Make an exact copy of the data below, leaving out every picture.

#####

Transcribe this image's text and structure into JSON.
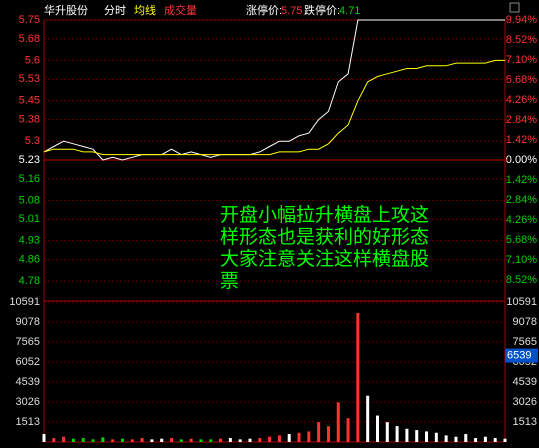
{
  "header": {
    "stock": "华升股份",
    "limit_up_label": "涨停价:",
    "limit_up": "5.75",
    "limit_down_label": "跌停价:",
    "limit_down": "4.71"
  },
  "chart_data": [
    {
      "type": "line",
      "ylim": [
        4.71,
        5.75
      ],
      "yticks": [
        5.75,
        5.68,
        5.6,
        5.53,
        5.45,
        5.38,
        5.3,
        5.23,
        5.16,
        5.08,
        5.01,
        4.93,
        4.86,
        4.78
      ],
      "y2lim": [
        -9.94,
        9.94
      ],
      "y2ticks": [
        {
          "value": 9.94,
          "label": "9.94%"
        },
        {
          "value": 8.52,
          "label": "8.52%"
        },
        {
          "value": 7.1,
          "label": "7.10%"
        },
        {
          "value": 5.68,
          "label": "5.68%"
        },
        {
          "value": 4.26,
          "label": "4.26%"
        },
        {
          "value": 2.84,
          "label": "2.84%"
        },
        {
          "value": 1.42,
          "label": "1.42%"
        },
        {
          "value": 0,
          "label": "0.00%"
        },
        {
          "value": -1.42,
          "label": "1.42%"
        },
        {
          "value": -2.84,
          "label": "2.84%"
        },
        {
          "value": -4.26,
          "label": "4.26%"
        },
        {
          "value": -5.68,
          "label": "5.68%"
        },
        {
          "value": -7.1,
          "label": "7.10%"
        },
        {
          "value": -8.52,
          "label": "8.52%"
        }
      ],
      "up_color": "#ff3232",
      "down_color": "#00d200",
      "flat_color": "#ffffff",
      "grid": true,
      "series": [
        {
          "name": "分时",
          "color": "#ffffff",
          "values": [
            5.26,
            5.28,
            5.3,
            5.29,
            5.28,
            5.27,
            5.23,
            5.24,
            5.23,
            5.24,
            5.25,
            5.25,
            5.25,
            5.27,
            5.25,
            5.26,
            5.25,
            5.24,
            5.25,
            5.25,
            5.25,
            5.25,
            5.26,
            5.28,
            5.3,
            5.3,
            5.32,
            5.33,
            5.38,
            5.41,
            5.52,
            5.55,
            5.75,
            5.75,
            5.75,
            5.75,
            5.75,
            5.75,
            5.75,
            5.75,
            5.75,
            5.75,
            5.75,
            5.75,
            5.75,
            5.75,
            5.75,
            5.75
          ]
        },
        {
          "name": "均线",
          "color": "#ffff00",
          "values": [
            5.26,
            5.27,
            5.27,
            5.27,
            5.26,
            5.26,
            5.25,
            5.25,
            5.25,
            5.25,
            5.25,
            5.25,
            5.25,
            5.25,
            5.25,
            5.25,
            5.25,
            5.25,
            5.25,
            5.25,
            5.25,
            5.25,
            5.25,
            5.25,
            5.26,
            5.26,
            5.26,
            5.27,
            5.27,
            5.29,
            5.33,
            5.36,
            5.45,
            5.52,
            5.54,
            5.55,
            5.56,
            5.57,
            5.57,
            5.58,
            5.58,
            5.58,
            5.59,
            5.59,
            5.59,
            5.59,
            5.6,
            5.6
          ]
        }
      ],
      "annotation": [
        "开盘小幅拉升横盘上攻这",
        "样形态也是获利的好形态",
        "大家注意关注这样横盘股",
        "票"
      ],
      "annotation_color": "#00ff00"
    },
    {
      "type": "bar",
      "name": "成交量",
      "ylim": [
        0,
        10591
      ],
      "yticks": [
        10591,
        9078,
        7565,
        6052,
        4539,
        3026,
        1513
      ],
      "grid": true,
      "current": 6539,
      "values": [
        600,
        300,
        400,
        250,
        300,
        200,
        350,
        200,
        250,
        200,
        300,
        200,
        250,
        300,
        200,
        250,
        200,
        200,
        250,
        300,
        200,
        250,
        300,
        400,
        500,
        600,
        700,
        800,
        1500,
        1200,
        3000,
        1800,
        9760,
        3500,
        2000,
        1500,
        1200,
        1000,
        900,
        800,
        700,
        500,
        400,
        600,
        300,
        400,
        300,
        250
      ]
    }
  ]
}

#####

# [Solution for this task]
Transcribe this image's text and structure into JSON.
{
  "header": {
    "stock": "华升股份",
    "limit_up_label": "涨停价:",
    "limit_up": "5.75",
    "limit_down_label": "跌停价:",
    "limit_down": "4.71"
  },
  "chart_data": [
    {
      "type": "line",
      "ylim": [
        4.71,
        5.75
      ],
      "yticks": [
        5.75,
        5.68,
        5.6,
        5.53,
        5.45,
        5.38,
        5.3,
        5.23,
        5.16,
        5.08,
        5.01,
        4.93,
        4.86,
        4.78
      ],
      "y2lim": [
        -9.94,
        9.94
      ],
      "y2ticks": [
        {
          "value": 9.94,
          "label": "9.94%"
        },
        {
          "value": 8.52,
          "label": "8.52%"
        },
        {
          "value": 7.1,
          "label": "7.10%"
        },
        {
          "value": 5.68,
          "label": "5.68%"
        },
        {
          "value": 4.26,
          "label": "4.26%"
        },
        {
          "value": 2.84,
          "label": "2.84%"
        },
        {
          "value": 1.42,
          "label": "1.42%"
        },
        {
          "value": 0,
          "label": "0.00%"
        },
        {
          "value": -1.42,
          "label": "1.42%"
        },
        {
          "value": -2.84,
          "label": "2.84%"
        },
        {
          "value": -4.26,
          "label": "4.26%"
        },
        {
          "value": -5.68,
          "label": "5.68%"
        },
        {
          "value": -7.1,
          "label": "7.10%"
        },
        {
          "value": -8.52,
          "label": "8.52%"
        }
      ],
      "up_color": "#ff3232",
      "down_color": "#00d200",
      "flat_color": "#ffffff",
      "grid": true,
      "series": [
        {
          "name": "分时",
          "color": "#ffffff",
          "values": [
            5.26,
            5.28,
            5.3,
            5.29,
            5.28,
            5.27,
            5.23,
            5.24,
            5.23,
            5.24,
            5.25,
            5.25,
            5.25,
            5.27,
            5.25,
            5.26,
            5.25,
            5.24,
            5.25,
            5.25,
            5.25,
            5.25,
            5.26,
            5.28,
            5.3,
            5.3,
            5.32,
            5.33,
            5.38,
            5.41,
            5.52,
            5.55,
            5.75,
            5.75,
            5.75,
            5.75,
            5.75,
            5.75,
            5.75,
            5.75,
            5.75,
            5.75,
            5.75,
            5.75,
            5.75,
            5.75,
            5.75,
            5.75
          ]
        },
        {
          "name": "均线",
          "color": "#ffff00",
          "values": [
            5.26,
            5.27,
            5.27,
            5.27,
            5.26,
            5.26,
            5.25,
            5.25,
            5.25,
            5.25,
            5.25,
            5.25,
            5.25,
            5.25,
            5.25,
            5.25,
            5.25,
            5.25,
            5.25,
            5.25,
            5.25,
            5.25,
            5.25,
            5.25,
            5.26,
            5.26,
            5.26,
            5.27,
            5.27,
            5.29,
            5.33,
            5.36,
            5.45,
            5.52,
            5.54,
            5.55,
            5.56,
            5.57,
            5.57,
            5.58,
            5.58,
            5.58,
            5.59,
            5.59,
            5.59,
            5.59,
            5.6,
            5.6
          ]
        }
      ],
      "annotation": [
        "开盘小幅拉升横盘上攻这",
        "样形态也是获利的好形态",
        "大家注意关注这样横盘股",
        "票"
      ],
      "annotation_color": "#00ff00"
    },
    {
      "type": "bar",
      "name": "成交量",
      "ylim": [
        0,
        10591
      ],
      "yticks": [
        10591,
        9078,
        7565,
        6052,
        4539,
        3026,
        1513
      ],
      "grid": true,
      "current": 6539,
      "values": [
        600,
        300,
        400,
        250,
        300,
        200,
        350,
        200,
        250,
        200,
        300,
        200,
        250,
        300,
        200,
        250,
        200,
        200,
        250,
        300,
        200,
        250,
        300,
        400,
        500,
        600,
        700,
        800,
        1500,
        1200,
        3000,
        1800,
        9760,
        3500,
        2000,
        1500,
        1200,
        1000,
        900,
        800,
        700,
        500,
        400,
        600,
        300,
        400,
        300,
        250
      ]
    }
  ]
}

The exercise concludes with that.